**Requirements:**
Set each record down exactly, excluding all images.

**Records for this exercise:**

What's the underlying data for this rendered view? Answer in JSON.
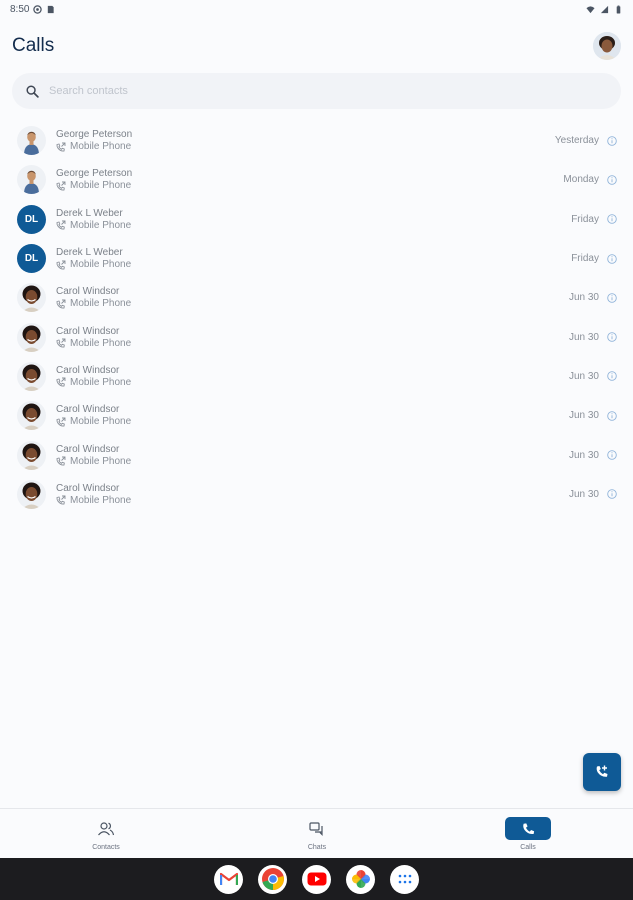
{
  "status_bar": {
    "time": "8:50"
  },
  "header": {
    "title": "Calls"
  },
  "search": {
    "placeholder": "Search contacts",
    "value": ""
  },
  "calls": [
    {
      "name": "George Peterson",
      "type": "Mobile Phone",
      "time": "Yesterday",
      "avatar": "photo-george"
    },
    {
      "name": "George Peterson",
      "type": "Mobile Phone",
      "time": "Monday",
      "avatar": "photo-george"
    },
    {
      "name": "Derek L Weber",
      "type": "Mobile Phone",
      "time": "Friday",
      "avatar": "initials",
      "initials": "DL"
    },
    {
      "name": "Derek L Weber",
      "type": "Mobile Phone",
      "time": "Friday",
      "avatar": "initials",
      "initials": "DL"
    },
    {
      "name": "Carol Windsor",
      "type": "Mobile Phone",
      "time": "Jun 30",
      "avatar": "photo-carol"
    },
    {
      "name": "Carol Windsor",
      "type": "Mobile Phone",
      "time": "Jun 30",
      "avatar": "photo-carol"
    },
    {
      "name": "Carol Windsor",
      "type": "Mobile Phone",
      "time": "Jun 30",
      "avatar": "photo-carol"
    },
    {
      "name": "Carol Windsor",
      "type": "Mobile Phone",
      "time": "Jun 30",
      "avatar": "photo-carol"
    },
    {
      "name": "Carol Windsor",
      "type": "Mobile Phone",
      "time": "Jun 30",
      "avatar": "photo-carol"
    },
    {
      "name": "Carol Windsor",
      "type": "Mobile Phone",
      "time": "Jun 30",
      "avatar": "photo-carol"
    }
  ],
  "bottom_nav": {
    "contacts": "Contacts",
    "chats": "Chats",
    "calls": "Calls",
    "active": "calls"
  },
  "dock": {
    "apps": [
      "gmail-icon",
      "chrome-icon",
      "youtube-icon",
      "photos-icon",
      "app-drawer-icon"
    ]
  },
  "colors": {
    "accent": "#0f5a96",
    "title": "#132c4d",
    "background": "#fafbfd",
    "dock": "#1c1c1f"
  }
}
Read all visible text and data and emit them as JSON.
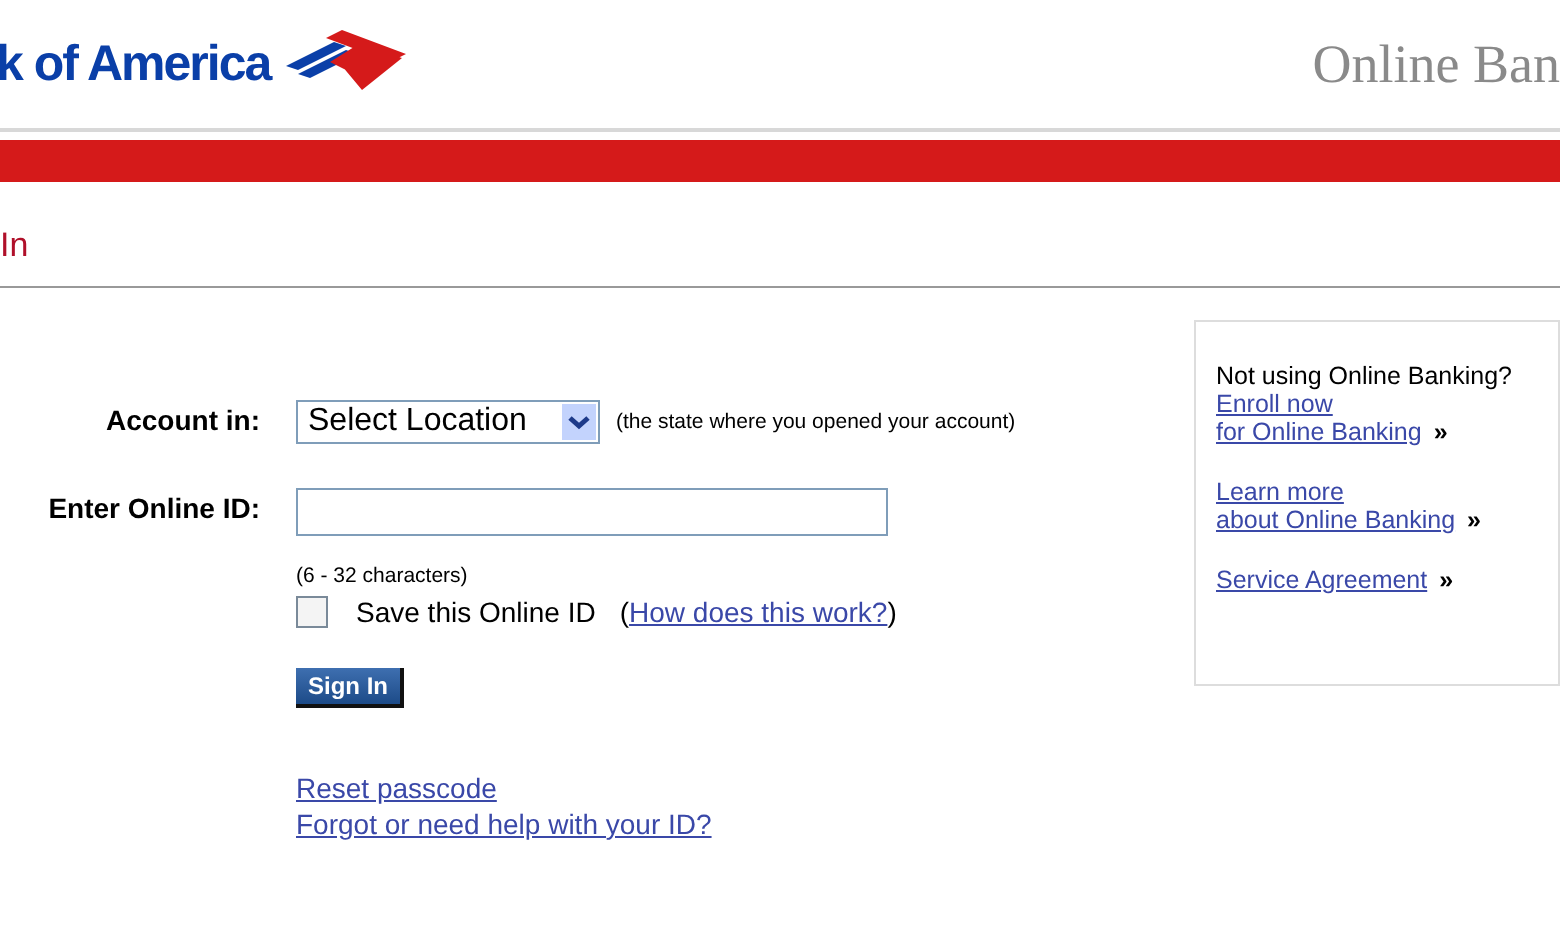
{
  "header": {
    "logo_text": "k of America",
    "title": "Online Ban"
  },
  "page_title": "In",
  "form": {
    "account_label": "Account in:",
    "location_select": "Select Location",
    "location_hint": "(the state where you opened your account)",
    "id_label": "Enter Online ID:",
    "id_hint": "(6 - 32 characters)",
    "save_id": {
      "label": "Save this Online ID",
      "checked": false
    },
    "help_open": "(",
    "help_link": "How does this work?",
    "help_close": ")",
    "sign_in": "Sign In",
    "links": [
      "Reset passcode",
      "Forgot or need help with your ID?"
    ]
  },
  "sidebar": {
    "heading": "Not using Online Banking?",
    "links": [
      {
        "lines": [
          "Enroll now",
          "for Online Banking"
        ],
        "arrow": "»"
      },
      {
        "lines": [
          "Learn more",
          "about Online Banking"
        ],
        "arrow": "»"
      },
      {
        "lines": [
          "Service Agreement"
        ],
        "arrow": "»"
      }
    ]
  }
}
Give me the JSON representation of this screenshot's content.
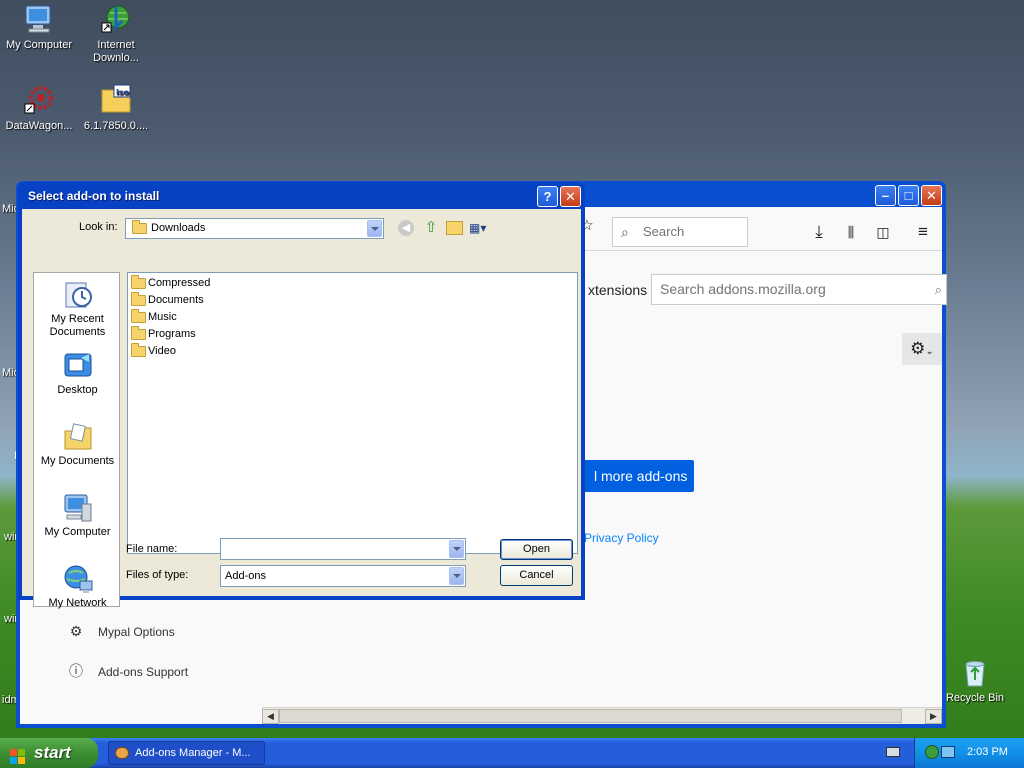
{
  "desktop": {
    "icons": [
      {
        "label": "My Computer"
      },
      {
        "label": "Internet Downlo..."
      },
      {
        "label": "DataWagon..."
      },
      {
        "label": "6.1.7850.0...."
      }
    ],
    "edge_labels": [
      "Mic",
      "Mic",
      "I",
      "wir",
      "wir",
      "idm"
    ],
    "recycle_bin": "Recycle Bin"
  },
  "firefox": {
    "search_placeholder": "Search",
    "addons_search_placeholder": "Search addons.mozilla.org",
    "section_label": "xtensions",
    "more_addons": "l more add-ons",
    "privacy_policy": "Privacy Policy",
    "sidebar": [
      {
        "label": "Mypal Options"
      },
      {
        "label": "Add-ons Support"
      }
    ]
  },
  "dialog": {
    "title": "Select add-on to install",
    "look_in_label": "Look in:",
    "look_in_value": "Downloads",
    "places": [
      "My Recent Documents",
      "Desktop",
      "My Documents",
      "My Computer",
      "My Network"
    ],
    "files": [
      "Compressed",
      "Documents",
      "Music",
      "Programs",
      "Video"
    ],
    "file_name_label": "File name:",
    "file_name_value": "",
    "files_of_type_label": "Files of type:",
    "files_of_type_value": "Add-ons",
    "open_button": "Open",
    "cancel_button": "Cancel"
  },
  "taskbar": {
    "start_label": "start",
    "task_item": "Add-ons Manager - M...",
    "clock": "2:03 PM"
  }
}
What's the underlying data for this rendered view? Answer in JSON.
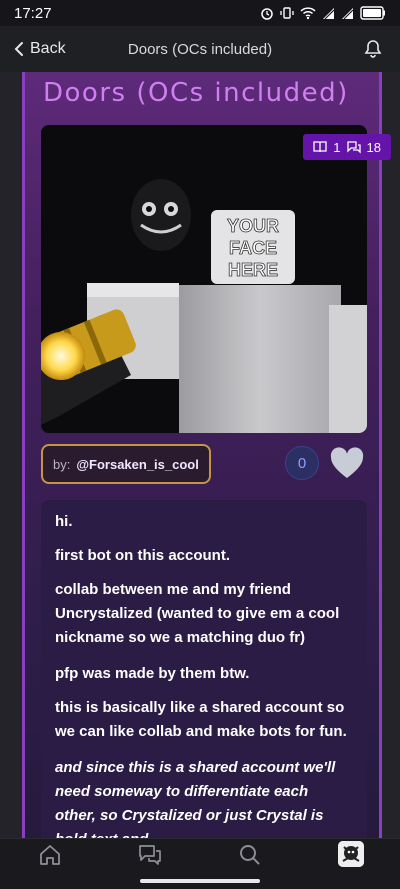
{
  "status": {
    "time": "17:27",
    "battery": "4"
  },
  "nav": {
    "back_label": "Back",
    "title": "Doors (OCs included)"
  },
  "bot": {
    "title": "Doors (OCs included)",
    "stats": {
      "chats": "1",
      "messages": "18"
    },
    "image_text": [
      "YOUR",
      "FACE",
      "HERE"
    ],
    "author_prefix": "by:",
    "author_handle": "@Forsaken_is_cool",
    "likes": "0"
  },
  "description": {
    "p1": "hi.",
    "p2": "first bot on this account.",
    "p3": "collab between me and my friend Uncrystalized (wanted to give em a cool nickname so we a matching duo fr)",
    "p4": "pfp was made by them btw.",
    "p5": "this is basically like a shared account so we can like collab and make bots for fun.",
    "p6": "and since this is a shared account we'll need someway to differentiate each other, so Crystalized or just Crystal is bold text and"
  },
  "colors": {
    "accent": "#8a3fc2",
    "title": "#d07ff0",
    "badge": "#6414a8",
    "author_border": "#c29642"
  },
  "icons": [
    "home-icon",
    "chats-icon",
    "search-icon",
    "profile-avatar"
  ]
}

**Final result:**
What's the underlying data for this rendered view? Answer in JSON.
{
  "status_bar": {
    "time": "8:50"
  },
  "header": {
    "title": "Calls"
  },
  "search": {
    "placeholder": "Search contacts",
    "value": ""
  },
  "calls": [
    {
      "name": "George Peterson",
      "type": "Mobile Phone",
      "time": "Yesterday",
      "avatar": "photo-george"
    },
    {
      "name": "George Peterson",
      "type": "Mobile Phone",
      "time": "Monday",
      "avatar": "photo-george"
    },
    {
      "name": "Derek L Weber",
      "type": "Mobile Phone",
      "time": "Friday",
      "avatar": "initials",
      "initials": "DL"
    },
    {
      "name": "Derek L Weber",
      "type": "Mobile Phone",
      "time": "Friday",
      "avatar": "initials",
      "initials": "DL"
    },
    {
      "name": "Carol Windsor",
      "type": "Mobile Phone",
      "time": "Jun 30",
      "avatar": "photo-carol"
    },
    {
      "name": "Carol Windsor",
      "type": "Mobile Phone",
      "time": "Jun 30",
      "avatar": "photo-carol"
    },
    {
      "name": "Carol Windsor",
      "type": "Mobile Phone",
      "time": "Jun 30",
      "avatar": "photo-carol"
    },
    {
      "name": "Carol Windsor",
      "type": "Mobile Phone",
      "time": "Jun 30",
      "avatar": "photo-carol"
    },
    {
      "name": "Carol Windsor",
      "type": "Mobile Phone",
      "time": "Jun 30",
      "avatar": "photo-carol"
    },
    {
      "name": "Carol Windsor",
      "type": "Mobile Phone",
      "time": "Jun 30",
      "avatar": "photo-carol"
    }
  ],
  "bottom_nav": {
    "contacts": "Contacts",
    "chats": "Chats",
    "calls": "Calls",
    "active": "calls"
  },
  "dock": {
    "apps": [
      "gmail-icon",
      "chrome-icon",
      "youtube-icon",
      "photos-icon",
      "app-drawer-icon"
    ]
  },
  "colors": {
    "accent": "#0f5a96",
    "title": "#132c4d",
    "background": "#fafbfd",
    "dock": "#1c1c1f"
  }
}
Read all visible text and data and emit them as JSON.
{
  "header": {
    "logo_text": "k of America",
    "title": "Online Ban"
  },
  "page_title": "In",
  "form": {
    "account_label": "Account in:",
    "location_select": "Select Location",
    "location_hint": "(the state where you opened your account)",
    "id_label": "Enter Online ID:",
    "id_hint": "(6 - 32 characters)",
    "save_id": {
      "label": "Save this Online ID",
      "checked": false
    },
    "help_open": "(",
    "help_link": "How does this work?",
    "help_close": ")",
    "sign_in": "Sign In",
    "links": [
      "Reset passcode",
      "Forgot or need help with your ID?"
    ]
  },
  "sidebar": {
    "heading": "Not using Online Banking?",
    "links": [
      {
        "lines": [
          "Enroll now",
          "for Online Banking"
        ],
        "arrow": "»"
      },
      {
        "lines": [
          "Learn more",
          "about Online Banking"
        ],
        "arrow": "»"
      },
      {
        "lines": [
          "Service Agreement"
        ],
        "arrow": "»"
      }
    ]
  }
}
Give me the JSON representation of this screenshot's content.
{
  "desktop": {
    "icons": [
      {
        "label": "My Computer"
      },
      {
        "label": "Internet Downlo..."
      },
      {
        "label": "DataWagon..."
      },
      {
        "label": "6.1.7850.0...."
      }
    ],
    "edge_labels": [
      "Mic",
      "Mic",
      "I",
      "wir",
      "wir",
      "idm"
    ],
    "recycle_bin": "Recycle Bin"
  },
  "firefox": {
    "search_placeholder": "Search",
    "addons_search_placeholder": "Search addons.mozilla.org",
    "section_label": "xtensions",
    "more_addons": "l more add-ons",
    "privacy_policy": "Privacy Policy",
    "sidebar": [
      {
        "label": "Mypal Options"
      },
      {
        "label": "Add-ons Support"
      }
    ]
  },
  "dialog": {
    "title": "Select add-on to install",
    "look_in_label": "Look in:",
    "look_in_value": "Downloads",
    "places": [
      "My Recent Documents",
      "Desktop",
      "My Documents",
      "My Computer",
      "My Network"
    ],
    "files": [
      "Compressed",
      "Documents",
      "Music",
      "Programs",
      "Video"
    ],
    "file_name_label": "File name:",
    "file_name_value": "",
    "files_of_type_label": "Files of type:",
    "files_of_type_value": "Add-ons",
    "open_button": "Open",
    "cancel_button": "Cancel"
  },
  "taskbar": {
    "start_label": "start",
    "task_item": "Add-ons Manager - M...",
    "clock": "2:03 PM"
  }
}
What's the underlying data for this rendered view? Answer in JSON.
{
  "status": {
    "time": "17:27",
    "battery": "4"
  },
  "nav": {
    "back_label": "Back",
    "title": "Doors (OCs included)"
  },
  "bot": {
    "title": "Doors (OCs included)",
    "stats": {
      "chats": "1",
      "messages": "18"
    },
    "image_text": [
      "YOUR",
      "FACE",
      "HERE"
    ],
    "author_prefix": "by:",
    "author_handle": "@Forsaken_is_cool",
    "likes": "0"
  },
  "description": {
    "p1": "hi.",
    "p2": "first bot on this account.",
    "p3": "collab between me and my friend Uncrystalized (wanted to give em a cool nickname so we a matching duo fr)",
    "p4": "pfp was made by them btw.",
    "p5": "this is basically like a shared account so we can like collab and make bots for fun.",
    "p6": "and since this is a shared account we'll need someway to differentiate each other, so Crystalized or just Crystal is bold text and"
  },
  "colors": {
    "accent": "#8a3fc2",
    "title": "#d07ff0",
    "badge": "#6414a8",
    "author_border": "#c29642"
  },
  "icons": [
    "home-icon",
    "chats-icon",
    "search-icon",
    "profile-avatar"
  ]
}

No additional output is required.